— Exercise objective —
Without including any images, reproduce each entry exactly.

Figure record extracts
☆ ☆ ☆
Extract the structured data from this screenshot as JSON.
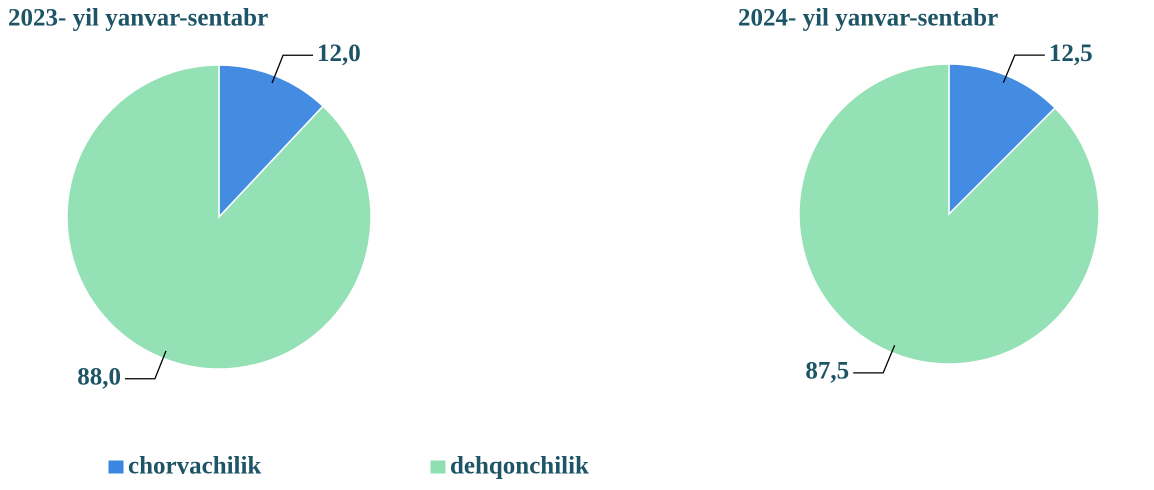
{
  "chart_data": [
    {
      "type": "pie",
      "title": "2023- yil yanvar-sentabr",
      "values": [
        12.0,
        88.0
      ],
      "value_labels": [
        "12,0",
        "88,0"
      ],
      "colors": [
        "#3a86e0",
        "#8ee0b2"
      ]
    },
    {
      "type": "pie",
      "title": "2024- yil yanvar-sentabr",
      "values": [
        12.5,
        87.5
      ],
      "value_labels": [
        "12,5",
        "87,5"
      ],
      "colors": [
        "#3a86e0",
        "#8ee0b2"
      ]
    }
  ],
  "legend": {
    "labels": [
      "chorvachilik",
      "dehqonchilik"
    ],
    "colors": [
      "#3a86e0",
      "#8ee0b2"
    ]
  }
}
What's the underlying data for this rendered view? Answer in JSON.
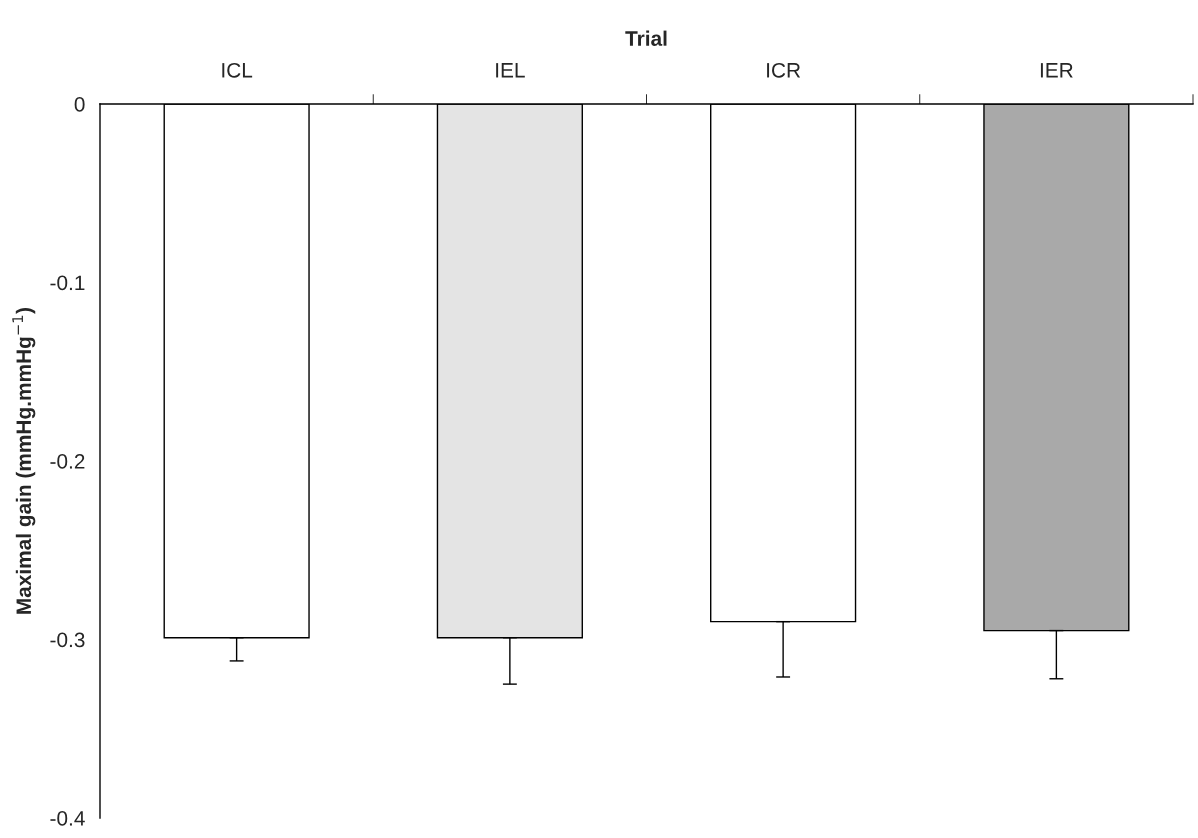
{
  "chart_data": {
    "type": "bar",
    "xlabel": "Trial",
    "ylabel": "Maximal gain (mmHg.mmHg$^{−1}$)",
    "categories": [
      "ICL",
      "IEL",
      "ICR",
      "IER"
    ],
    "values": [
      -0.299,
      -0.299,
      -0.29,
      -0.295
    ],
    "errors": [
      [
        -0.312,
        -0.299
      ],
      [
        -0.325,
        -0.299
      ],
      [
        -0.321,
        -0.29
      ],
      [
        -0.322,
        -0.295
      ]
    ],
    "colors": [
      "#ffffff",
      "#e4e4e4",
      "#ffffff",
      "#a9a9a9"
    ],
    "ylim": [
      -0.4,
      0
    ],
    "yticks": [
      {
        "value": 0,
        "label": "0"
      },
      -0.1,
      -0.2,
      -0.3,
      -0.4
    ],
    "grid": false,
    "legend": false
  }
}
☆ ☆ ☆
— Answer to the exercise —
Extract the structured data from this screenshot as JSON.
{
  "chart_data": [
    {
      "type": "pie",
      "title": "2023- yil yanvar-sentabr",
      "values": [
        12.0,
        88.0
      ],
      "value_labels": [
        "12,0",
        "88,0"
      ],
      "colors": [
        "#3a86e0",
        "#8ee0b2"
      ]
    },
    {
      "type": "pie",
      "title": "2024- yil yanvar-sentabr",
      "values": [
        12.5,
        87.5
      ],
      "value_labels": [
        "12,5",
        "87,5"
      ],
      "colors": [
        "#3a86e0",
        "#8ee0b2"
      ]
    }
  ],
  "legend": {
    "labels": [
      "chorvachilik",
      "dehqonchilik"
    ],
    "colors": [
      "#3a86e0",
      "#8ee0b2"
    ]
  }
}
What's the underlying data for this rendered view? Answer in JSON.
{
  "chart_data": {
    "type": "bar",
    "xlabel": "Trial",
    "ylabel": "Maximal gain (mmHg.mmHg$^{−1}$)",
    "categories": [
      "ICL",
      "IEL",
      "ICR",
      "IER"
    ],
    "values": [
      -0.299,
      -0.299,
      -0.29,
      -0.295
    ],
    "errors": [
      [
        -0.312,
        -0.299
      ],
      [
        -0.325,
        -0.299
      ],
      [
        -0.321,
        -0.29
      ],
      [
        -0.322,
        -0.295
      ]
    ],
    "colors": [
      "#ffffff",
      "#e4e4e4",
      "#ffffff",
      "#a9a9a9"
    ],
    "ylim": [
      -0.4,
      0
    ],
    "yticks": [
      {
        "value": 0,
        "label": "0"
      },
      -0.1,
      -0.2,
      -0.3,
      -0.4
    ],
    "grid": false,
    "legend": false
  }
}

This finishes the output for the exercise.